#### What is needed:
All lines holding the string "lock" are to be shown.

◆ ◆ ◆ ◆ ◆ ◆ ◆

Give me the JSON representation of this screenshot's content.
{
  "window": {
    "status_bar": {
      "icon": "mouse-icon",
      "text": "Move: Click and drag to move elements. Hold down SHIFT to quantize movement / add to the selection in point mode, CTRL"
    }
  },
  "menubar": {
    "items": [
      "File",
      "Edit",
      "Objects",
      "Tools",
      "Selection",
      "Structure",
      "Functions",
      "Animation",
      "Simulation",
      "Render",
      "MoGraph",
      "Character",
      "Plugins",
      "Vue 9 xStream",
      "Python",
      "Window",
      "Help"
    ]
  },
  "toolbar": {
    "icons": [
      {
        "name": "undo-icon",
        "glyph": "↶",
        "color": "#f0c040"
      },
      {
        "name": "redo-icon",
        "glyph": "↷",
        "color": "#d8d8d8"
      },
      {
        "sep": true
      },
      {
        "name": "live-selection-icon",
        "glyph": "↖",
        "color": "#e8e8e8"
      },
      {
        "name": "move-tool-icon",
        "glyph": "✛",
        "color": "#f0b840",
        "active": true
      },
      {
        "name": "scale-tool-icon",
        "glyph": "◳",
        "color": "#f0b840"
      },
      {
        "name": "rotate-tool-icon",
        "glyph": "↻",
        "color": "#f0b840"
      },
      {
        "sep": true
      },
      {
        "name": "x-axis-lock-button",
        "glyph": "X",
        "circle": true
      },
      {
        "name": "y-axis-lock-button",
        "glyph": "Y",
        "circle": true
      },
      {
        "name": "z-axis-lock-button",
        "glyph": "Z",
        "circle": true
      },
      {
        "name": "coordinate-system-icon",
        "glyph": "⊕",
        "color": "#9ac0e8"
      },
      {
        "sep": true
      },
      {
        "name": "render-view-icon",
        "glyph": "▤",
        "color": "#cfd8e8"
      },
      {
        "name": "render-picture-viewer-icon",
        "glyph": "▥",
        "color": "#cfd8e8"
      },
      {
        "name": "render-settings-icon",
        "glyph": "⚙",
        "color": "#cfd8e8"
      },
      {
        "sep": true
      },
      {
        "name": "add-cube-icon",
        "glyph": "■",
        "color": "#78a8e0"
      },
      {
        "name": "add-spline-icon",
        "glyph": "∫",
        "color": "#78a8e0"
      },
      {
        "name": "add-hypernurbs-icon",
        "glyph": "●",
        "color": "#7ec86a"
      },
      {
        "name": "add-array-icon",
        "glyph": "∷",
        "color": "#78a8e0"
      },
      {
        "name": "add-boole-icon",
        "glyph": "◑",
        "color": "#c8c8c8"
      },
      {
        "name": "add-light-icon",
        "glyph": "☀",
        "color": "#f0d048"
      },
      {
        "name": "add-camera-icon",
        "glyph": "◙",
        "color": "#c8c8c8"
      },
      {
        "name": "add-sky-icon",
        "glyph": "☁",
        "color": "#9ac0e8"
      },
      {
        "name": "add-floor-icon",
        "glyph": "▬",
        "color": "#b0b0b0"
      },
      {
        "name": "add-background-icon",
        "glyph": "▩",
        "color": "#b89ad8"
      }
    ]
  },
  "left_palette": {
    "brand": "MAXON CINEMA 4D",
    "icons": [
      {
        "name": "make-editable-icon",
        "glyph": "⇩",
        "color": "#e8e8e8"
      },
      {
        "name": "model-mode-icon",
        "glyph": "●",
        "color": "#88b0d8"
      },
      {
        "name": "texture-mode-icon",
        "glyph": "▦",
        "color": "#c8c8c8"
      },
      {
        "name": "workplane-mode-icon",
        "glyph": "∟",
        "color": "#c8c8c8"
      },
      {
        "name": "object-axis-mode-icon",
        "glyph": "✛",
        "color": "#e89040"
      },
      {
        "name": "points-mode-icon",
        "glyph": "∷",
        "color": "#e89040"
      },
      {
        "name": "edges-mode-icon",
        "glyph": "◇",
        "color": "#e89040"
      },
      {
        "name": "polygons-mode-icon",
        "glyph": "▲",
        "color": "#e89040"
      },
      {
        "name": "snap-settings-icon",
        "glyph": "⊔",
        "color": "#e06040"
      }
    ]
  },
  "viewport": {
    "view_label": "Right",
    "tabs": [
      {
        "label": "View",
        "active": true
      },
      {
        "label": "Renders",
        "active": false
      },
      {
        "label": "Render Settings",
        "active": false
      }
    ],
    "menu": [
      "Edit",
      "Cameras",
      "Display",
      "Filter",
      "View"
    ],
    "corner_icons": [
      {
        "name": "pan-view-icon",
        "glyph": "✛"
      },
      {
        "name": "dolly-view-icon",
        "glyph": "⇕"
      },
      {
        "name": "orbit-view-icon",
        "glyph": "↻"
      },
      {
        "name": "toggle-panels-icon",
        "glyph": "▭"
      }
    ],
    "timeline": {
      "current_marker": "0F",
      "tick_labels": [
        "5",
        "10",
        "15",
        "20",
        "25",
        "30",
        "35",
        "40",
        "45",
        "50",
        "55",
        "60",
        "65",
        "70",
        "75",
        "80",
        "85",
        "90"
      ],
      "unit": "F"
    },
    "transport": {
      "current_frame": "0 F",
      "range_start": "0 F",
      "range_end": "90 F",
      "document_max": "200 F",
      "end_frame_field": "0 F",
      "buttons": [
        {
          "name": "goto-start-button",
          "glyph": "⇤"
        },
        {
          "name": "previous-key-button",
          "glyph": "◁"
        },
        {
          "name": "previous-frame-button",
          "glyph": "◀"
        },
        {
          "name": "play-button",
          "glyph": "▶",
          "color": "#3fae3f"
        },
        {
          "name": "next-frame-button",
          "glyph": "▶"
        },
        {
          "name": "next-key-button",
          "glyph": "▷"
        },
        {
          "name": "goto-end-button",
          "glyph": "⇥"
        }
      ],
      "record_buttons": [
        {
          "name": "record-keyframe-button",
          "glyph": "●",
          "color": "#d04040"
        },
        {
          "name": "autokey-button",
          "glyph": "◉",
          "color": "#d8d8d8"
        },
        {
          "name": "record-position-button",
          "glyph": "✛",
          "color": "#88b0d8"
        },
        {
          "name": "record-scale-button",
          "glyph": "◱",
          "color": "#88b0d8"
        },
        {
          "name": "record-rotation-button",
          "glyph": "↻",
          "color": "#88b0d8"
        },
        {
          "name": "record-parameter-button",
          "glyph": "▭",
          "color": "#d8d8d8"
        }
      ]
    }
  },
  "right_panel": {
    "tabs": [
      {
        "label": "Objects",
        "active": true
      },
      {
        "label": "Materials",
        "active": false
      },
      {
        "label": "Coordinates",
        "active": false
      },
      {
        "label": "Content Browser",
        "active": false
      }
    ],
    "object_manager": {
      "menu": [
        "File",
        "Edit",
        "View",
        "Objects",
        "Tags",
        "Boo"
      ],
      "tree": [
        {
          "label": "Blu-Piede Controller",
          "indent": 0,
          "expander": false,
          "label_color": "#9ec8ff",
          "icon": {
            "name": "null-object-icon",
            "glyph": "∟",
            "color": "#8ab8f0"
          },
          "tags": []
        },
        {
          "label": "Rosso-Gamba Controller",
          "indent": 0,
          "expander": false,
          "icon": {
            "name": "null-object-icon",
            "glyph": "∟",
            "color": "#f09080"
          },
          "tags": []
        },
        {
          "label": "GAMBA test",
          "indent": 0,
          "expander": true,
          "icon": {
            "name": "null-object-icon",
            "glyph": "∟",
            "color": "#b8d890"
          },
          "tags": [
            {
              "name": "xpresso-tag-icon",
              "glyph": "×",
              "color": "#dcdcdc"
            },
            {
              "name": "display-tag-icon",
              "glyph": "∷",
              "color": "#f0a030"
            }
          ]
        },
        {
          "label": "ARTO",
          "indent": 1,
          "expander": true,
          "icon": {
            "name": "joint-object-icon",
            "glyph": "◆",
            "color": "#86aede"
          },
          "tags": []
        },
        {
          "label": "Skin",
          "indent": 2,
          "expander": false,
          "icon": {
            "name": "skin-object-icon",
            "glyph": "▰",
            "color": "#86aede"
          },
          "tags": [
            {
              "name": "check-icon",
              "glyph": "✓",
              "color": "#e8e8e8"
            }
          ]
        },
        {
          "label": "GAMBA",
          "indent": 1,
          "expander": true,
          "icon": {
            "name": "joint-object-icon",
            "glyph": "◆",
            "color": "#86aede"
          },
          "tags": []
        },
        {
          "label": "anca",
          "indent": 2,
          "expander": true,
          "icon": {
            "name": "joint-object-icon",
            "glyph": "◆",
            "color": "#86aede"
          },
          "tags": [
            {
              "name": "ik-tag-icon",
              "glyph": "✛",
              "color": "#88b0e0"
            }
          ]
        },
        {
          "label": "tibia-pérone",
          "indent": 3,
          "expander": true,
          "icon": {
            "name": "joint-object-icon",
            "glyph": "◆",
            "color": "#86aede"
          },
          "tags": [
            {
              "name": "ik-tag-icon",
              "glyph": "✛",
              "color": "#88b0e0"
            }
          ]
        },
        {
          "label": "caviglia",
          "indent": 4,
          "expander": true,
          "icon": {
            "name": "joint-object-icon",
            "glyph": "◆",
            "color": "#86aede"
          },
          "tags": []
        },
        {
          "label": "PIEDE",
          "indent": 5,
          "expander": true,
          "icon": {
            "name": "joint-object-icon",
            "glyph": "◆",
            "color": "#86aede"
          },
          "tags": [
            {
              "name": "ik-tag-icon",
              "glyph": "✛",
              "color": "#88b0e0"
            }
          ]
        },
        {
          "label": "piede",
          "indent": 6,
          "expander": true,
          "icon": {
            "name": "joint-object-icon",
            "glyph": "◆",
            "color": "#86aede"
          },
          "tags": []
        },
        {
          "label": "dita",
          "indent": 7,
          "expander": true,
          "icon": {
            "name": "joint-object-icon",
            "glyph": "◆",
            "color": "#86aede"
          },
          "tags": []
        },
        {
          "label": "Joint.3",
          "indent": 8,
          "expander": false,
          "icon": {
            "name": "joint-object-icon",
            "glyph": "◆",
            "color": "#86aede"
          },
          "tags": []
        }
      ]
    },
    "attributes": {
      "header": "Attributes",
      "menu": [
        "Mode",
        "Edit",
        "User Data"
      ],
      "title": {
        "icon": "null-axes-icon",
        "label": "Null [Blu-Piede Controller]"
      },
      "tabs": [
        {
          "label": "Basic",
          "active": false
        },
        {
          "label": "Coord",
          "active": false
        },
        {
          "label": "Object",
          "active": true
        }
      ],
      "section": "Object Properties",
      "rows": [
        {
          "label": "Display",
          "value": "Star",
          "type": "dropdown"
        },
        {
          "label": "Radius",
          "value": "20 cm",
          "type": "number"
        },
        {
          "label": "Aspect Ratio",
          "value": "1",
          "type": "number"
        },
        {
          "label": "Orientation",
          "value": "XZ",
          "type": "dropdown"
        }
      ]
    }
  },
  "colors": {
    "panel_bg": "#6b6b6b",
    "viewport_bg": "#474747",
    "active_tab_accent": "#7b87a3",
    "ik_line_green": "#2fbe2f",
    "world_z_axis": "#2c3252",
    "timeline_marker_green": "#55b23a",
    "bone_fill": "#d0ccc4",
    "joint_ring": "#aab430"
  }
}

◆ ◆ ◆ ◆ ◆ ◆ ◆

#### Full output:
        "name": "x-axis-lock-button",
        "name": "y-axis-lock-button",
        "name": "z-axis-lock-button",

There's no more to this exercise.